* _Required task_:
Copy out the rows word for word, starting with the line that contains "Give me the" and ending with the line that contains "58, 540, 86]", including both of those lines.

+===+

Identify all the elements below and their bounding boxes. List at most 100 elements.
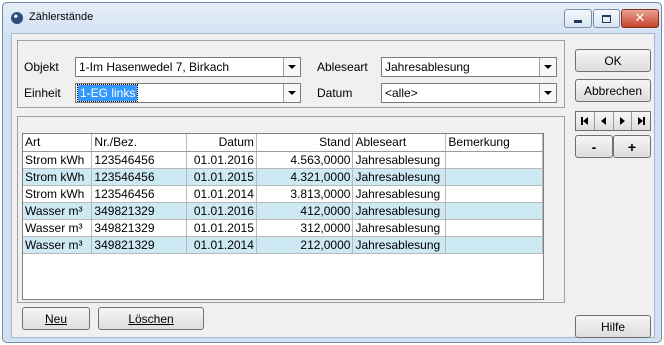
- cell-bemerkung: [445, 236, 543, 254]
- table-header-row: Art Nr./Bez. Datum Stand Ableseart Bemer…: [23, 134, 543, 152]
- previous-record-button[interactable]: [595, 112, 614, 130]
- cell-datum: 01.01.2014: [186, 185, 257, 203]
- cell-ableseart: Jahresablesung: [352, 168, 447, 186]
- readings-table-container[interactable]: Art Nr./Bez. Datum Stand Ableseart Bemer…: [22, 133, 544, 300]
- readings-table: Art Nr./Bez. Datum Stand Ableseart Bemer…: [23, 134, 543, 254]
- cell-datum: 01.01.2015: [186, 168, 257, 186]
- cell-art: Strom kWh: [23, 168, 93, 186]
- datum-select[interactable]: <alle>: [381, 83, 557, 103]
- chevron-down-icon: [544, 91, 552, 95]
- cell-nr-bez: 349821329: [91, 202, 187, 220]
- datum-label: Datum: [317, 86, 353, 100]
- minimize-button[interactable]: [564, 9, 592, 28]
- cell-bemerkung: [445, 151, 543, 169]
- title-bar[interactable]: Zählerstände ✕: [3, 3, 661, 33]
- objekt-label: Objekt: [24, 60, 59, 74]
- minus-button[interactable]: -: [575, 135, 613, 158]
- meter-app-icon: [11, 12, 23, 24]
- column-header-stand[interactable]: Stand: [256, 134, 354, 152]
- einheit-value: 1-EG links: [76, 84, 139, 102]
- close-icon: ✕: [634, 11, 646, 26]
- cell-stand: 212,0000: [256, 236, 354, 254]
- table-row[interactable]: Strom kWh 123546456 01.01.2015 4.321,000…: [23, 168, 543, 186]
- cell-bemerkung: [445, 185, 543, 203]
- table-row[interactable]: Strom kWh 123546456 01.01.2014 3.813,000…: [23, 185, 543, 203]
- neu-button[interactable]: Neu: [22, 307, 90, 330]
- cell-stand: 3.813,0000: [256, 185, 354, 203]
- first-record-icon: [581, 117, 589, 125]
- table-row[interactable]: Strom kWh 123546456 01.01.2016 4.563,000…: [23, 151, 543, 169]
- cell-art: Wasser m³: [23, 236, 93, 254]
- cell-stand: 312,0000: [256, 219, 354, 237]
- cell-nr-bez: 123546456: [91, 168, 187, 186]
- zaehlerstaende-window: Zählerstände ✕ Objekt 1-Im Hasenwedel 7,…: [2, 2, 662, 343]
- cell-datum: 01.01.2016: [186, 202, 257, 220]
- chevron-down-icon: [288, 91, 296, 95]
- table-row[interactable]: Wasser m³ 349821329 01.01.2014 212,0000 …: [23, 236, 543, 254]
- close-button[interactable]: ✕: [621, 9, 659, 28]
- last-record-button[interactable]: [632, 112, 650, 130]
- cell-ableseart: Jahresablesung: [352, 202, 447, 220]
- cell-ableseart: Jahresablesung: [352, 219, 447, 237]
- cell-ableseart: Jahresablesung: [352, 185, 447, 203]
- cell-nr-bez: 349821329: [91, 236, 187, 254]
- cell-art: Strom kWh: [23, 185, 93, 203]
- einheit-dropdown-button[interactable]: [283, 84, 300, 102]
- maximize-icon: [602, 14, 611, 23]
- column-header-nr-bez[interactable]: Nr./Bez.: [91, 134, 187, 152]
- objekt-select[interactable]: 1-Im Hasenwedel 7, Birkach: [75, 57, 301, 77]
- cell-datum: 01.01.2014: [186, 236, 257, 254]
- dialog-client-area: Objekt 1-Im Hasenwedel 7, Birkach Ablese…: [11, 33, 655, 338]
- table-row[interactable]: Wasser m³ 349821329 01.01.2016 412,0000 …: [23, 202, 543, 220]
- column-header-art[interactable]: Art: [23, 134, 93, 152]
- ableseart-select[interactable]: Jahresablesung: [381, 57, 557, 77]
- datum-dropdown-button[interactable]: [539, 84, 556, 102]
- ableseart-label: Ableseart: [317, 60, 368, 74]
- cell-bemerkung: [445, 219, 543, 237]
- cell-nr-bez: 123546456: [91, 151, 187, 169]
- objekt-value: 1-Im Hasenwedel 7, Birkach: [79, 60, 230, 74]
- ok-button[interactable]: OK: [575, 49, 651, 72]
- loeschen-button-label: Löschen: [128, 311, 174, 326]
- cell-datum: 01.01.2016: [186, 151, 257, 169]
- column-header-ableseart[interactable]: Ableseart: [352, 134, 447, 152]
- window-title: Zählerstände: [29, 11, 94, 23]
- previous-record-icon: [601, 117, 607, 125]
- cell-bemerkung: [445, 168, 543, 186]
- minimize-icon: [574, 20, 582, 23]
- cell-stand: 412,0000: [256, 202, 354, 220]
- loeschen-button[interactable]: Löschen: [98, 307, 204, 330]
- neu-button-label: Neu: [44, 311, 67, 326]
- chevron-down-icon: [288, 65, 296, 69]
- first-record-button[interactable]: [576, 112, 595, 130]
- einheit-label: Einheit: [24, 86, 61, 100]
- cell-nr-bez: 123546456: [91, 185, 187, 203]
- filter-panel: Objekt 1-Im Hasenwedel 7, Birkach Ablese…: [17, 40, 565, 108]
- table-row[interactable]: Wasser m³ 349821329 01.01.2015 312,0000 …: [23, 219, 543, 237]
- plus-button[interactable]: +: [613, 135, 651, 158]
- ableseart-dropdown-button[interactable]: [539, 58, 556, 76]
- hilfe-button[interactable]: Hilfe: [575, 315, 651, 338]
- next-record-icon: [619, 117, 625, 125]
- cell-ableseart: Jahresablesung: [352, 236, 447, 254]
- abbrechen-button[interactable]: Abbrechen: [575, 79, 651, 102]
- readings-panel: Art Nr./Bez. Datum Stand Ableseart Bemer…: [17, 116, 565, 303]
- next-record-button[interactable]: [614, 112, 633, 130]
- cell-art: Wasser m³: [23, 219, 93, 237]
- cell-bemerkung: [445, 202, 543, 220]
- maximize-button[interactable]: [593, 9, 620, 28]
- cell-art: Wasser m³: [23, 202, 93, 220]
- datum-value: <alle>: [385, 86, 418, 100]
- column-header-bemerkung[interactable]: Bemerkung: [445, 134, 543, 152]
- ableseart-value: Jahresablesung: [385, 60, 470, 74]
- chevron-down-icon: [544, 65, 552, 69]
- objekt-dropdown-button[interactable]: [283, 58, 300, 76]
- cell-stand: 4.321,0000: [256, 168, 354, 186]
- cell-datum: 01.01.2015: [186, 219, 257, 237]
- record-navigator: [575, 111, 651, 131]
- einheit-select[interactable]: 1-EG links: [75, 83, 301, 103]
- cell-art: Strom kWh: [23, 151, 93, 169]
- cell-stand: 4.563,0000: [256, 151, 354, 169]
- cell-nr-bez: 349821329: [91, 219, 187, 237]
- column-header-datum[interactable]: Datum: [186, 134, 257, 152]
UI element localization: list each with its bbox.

+===+

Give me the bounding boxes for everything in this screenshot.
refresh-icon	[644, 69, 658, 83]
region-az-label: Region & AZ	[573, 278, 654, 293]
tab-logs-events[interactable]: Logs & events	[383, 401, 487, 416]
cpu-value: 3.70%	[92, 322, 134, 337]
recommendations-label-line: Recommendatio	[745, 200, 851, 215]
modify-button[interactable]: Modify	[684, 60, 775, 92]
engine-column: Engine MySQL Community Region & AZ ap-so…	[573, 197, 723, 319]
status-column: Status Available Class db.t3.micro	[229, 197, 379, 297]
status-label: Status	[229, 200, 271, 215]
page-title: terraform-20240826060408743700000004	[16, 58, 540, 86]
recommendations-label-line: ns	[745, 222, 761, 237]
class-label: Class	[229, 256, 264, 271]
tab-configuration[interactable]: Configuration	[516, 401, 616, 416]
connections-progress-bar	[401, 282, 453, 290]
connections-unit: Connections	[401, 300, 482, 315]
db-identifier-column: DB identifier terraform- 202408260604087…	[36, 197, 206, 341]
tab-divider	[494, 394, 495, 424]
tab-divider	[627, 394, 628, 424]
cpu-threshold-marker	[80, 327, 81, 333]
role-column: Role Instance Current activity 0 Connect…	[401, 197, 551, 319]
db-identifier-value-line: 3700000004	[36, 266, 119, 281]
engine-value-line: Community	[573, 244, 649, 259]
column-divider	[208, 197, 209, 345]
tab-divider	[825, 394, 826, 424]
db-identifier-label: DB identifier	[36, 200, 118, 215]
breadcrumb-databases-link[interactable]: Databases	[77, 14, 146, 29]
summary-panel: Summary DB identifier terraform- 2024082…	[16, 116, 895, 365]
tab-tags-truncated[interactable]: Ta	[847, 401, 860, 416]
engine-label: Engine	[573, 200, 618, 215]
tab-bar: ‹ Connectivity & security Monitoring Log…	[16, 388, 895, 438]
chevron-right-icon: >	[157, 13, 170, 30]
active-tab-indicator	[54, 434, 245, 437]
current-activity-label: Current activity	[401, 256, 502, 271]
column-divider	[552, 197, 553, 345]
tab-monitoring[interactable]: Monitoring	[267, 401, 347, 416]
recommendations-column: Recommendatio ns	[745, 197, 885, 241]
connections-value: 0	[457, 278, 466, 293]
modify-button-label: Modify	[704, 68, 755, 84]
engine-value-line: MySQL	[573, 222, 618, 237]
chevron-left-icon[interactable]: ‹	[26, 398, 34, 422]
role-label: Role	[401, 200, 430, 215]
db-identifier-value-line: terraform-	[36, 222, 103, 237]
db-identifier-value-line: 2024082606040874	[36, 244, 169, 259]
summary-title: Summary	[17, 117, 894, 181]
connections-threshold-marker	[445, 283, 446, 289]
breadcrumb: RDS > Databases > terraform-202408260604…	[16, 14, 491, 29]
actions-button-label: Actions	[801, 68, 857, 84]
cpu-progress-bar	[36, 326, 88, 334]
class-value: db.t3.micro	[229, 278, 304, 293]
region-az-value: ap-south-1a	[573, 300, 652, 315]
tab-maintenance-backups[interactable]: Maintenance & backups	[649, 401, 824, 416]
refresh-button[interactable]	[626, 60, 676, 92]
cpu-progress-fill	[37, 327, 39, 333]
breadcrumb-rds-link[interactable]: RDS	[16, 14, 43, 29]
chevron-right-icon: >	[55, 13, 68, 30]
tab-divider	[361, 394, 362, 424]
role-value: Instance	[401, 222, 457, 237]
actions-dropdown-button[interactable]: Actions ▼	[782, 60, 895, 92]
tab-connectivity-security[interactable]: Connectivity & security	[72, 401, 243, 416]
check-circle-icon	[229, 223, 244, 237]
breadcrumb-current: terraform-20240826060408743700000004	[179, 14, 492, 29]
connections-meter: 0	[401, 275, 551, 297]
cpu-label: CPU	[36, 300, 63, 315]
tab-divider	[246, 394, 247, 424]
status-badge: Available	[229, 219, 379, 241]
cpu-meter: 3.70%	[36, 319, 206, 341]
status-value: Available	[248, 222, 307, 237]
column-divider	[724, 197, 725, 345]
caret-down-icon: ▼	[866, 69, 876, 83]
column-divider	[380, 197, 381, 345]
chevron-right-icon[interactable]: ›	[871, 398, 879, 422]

+===+

* _Reply_:
Give me the bounding boxes for everything in this screenshot.
refresh-icon	[644, 69, 658, 83]
region-az-label: Region & AZ	[573, 278, 654, 293]
tab-logs-events[interactable]: Logs & events	[383, 401, 487, 416]
cpu-value: 3.70%	[92, 322, 134, 337]
recommendations-label-line: Recommendatio	[745, 200, 851, 215]
modify-button[interactable]: Modify	[684, 60, 775, 92]
engine-column: Engine MySQL Community Region & AZ ap-so…	[573, 197, 723, 319]
status-column: Status Available Class db.t3.micro	[229, 197, 379, 297]
status-label: Status	[229, 200, 271, 215]
page-title: terraform-20240826060408743700000004	[16, 58, 540, 86]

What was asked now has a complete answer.